Exercise details:
Extract every line that includes the string "minimize".

Data excerpts:
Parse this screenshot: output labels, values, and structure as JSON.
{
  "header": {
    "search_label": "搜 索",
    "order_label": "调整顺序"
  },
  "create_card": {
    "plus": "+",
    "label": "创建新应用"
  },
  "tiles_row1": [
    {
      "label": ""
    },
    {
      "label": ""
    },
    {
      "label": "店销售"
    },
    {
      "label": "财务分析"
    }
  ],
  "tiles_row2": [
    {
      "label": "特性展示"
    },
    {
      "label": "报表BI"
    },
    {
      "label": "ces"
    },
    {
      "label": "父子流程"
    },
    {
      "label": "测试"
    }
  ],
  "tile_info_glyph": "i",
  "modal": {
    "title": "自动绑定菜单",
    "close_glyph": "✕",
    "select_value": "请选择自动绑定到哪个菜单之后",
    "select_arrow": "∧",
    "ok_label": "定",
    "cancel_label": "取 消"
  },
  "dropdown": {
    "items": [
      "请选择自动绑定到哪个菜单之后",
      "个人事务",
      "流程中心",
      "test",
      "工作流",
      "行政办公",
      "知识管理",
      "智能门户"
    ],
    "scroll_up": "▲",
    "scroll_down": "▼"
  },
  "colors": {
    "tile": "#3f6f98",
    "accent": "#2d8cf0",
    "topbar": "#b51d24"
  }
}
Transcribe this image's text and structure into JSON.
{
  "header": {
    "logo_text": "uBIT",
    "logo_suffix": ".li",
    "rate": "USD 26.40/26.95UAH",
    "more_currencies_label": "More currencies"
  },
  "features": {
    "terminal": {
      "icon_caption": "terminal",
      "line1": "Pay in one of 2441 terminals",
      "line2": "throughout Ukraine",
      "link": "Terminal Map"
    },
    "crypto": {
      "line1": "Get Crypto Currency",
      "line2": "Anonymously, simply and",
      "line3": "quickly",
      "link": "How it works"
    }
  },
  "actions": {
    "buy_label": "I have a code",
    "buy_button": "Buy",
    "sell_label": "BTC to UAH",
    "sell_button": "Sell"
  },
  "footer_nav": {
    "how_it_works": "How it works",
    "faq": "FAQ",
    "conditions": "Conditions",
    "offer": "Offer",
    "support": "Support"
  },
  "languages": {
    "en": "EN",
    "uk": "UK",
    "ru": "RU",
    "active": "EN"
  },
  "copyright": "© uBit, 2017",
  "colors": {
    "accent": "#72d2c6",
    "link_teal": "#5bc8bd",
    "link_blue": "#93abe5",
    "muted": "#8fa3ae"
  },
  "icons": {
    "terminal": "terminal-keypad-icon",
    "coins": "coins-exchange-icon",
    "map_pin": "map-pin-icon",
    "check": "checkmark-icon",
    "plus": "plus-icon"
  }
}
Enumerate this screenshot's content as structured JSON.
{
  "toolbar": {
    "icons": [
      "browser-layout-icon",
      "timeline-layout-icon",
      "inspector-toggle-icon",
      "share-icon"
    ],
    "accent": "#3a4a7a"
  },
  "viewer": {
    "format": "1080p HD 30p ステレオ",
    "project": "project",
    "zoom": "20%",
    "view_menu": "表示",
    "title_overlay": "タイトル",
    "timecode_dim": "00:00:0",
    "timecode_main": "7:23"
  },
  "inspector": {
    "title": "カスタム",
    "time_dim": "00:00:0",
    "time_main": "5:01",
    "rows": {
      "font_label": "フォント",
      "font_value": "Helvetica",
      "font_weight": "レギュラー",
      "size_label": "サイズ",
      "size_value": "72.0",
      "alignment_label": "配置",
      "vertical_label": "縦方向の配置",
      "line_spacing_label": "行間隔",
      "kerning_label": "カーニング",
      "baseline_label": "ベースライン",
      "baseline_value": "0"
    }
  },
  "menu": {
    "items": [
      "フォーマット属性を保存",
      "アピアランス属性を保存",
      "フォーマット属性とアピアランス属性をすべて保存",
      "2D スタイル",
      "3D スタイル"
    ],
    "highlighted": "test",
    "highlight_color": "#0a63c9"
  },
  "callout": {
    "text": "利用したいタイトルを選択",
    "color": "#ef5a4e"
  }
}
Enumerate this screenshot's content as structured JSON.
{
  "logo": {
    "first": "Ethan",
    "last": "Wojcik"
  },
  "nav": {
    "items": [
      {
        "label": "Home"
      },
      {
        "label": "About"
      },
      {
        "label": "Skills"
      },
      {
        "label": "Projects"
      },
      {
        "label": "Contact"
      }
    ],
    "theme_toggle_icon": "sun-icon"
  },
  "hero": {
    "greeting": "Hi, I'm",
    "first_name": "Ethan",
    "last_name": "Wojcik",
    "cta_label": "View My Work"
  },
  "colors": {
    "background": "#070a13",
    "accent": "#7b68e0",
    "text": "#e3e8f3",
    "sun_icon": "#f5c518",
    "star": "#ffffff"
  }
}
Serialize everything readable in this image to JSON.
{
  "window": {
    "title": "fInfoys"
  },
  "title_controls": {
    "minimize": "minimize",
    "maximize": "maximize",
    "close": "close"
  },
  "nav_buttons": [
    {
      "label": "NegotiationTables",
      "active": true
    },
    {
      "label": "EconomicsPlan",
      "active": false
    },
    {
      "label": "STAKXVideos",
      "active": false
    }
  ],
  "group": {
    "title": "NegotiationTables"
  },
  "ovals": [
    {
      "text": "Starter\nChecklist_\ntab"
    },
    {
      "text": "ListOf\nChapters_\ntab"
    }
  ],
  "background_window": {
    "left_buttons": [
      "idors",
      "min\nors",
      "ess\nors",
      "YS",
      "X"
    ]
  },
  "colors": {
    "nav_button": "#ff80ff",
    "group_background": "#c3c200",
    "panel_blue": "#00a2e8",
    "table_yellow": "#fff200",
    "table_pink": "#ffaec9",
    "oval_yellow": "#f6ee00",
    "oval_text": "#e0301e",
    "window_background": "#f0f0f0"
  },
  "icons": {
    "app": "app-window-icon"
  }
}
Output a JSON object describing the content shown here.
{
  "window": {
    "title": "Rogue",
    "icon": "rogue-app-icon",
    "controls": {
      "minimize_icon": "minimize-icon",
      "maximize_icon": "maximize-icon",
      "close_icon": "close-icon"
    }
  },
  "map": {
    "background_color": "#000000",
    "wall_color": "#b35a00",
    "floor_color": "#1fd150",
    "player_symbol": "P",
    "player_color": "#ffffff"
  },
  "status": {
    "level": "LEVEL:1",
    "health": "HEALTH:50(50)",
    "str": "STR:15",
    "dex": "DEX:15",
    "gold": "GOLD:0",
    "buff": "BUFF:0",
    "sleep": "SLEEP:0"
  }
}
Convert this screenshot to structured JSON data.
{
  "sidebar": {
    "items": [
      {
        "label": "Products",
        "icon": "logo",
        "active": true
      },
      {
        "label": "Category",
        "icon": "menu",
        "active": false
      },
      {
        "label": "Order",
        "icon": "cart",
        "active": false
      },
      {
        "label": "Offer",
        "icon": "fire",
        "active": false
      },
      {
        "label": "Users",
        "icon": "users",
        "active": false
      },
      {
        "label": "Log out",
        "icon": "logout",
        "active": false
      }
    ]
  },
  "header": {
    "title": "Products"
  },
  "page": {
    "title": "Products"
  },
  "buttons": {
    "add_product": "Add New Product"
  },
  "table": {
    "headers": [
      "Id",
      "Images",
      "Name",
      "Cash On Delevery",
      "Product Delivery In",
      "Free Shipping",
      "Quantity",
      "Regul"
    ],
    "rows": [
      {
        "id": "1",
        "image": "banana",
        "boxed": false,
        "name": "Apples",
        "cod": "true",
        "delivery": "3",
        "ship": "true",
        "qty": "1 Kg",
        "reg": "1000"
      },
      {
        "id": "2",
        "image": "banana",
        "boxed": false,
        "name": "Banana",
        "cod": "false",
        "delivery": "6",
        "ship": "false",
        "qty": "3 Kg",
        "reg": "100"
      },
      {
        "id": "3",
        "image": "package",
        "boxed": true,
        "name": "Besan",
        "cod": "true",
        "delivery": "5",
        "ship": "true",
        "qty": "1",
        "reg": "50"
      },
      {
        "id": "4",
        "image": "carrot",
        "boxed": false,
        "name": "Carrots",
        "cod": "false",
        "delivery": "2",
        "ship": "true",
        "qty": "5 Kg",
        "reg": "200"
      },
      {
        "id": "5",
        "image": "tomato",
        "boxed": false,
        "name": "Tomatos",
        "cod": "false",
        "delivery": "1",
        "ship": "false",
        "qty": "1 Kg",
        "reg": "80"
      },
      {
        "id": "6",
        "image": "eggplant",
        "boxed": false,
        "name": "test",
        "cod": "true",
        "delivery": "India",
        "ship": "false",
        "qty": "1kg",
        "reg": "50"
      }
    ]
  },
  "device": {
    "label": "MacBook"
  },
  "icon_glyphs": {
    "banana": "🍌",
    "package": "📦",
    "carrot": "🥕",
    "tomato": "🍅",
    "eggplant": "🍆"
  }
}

Finished answer:
    "minimize": "minimize",
      "minimize_icon": "minimize-icon",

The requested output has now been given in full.